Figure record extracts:
+--
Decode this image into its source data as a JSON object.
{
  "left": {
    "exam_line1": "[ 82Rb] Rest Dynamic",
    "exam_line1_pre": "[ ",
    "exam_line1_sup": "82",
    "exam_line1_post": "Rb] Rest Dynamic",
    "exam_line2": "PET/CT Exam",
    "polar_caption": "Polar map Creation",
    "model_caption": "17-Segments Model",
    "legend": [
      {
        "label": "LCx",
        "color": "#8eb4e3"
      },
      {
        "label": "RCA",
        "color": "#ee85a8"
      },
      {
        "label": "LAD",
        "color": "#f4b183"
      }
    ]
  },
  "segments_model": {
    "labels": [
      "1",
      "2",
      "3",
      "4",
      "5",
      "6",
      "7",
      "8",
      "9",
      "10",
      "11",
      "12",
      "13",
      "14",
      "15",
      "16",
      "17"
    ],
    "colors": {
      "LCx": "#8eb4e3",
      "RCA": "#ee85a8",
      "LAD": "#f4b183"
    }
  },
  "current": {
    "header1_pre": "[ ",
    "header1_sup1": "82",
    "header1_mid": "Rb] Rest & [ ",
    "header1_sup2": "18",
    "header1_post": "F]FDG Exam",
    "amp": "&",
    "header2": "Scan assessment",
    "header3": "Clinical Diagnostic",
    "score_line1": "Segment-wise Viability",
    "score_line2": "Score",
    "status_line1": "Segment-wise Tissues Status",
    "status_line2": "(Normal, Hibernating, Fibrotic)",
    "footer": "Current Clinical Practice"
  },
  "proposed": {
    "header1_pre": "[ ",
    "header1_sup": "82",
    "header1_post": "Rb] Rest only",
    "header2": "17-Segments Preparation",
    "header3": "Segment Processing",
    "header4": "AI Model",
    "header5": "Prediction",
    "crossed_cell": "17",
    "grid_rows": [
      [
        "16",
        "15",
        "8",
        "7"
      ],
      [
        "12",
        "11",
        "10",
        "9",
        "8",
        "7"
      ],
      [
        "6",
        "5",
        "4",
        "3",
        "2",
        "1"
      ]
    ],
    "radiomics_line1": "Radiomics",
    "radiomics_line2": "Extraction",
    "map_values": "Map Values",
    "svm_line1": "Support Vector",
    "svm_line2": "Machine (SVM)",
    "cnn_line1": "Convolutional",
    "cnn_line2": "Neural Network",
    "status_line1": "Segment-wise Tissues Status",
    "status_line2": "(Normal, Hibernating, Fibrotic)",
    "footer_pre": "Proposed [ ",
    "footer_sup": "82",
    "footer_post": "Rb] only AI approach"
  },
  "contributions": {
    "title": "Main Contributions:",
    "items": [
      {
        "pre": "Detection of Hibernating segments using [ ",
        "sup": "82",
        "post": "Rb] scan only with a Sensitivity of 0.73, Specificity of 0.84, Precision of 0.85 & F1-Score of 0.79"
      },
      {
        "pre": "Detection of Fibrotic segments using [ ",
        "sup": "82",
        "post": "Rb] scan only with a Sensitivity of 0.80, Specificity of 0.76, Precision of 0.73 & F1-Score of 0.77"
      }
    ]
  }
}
+--
Gather each line of the listing containing the word "Specificity" and show it.

Problem solution ->
        "post": "Rb] scan only with a Sensitivity of 0.73, Specificity of 0.84, Precision of 0.85 & F1-Score of 0.79"
        "post": "Rb] scan only with a Sensitivity of 0.80, Specificity of 0.76, Precision of 0.73 & F1-Score of 0.77"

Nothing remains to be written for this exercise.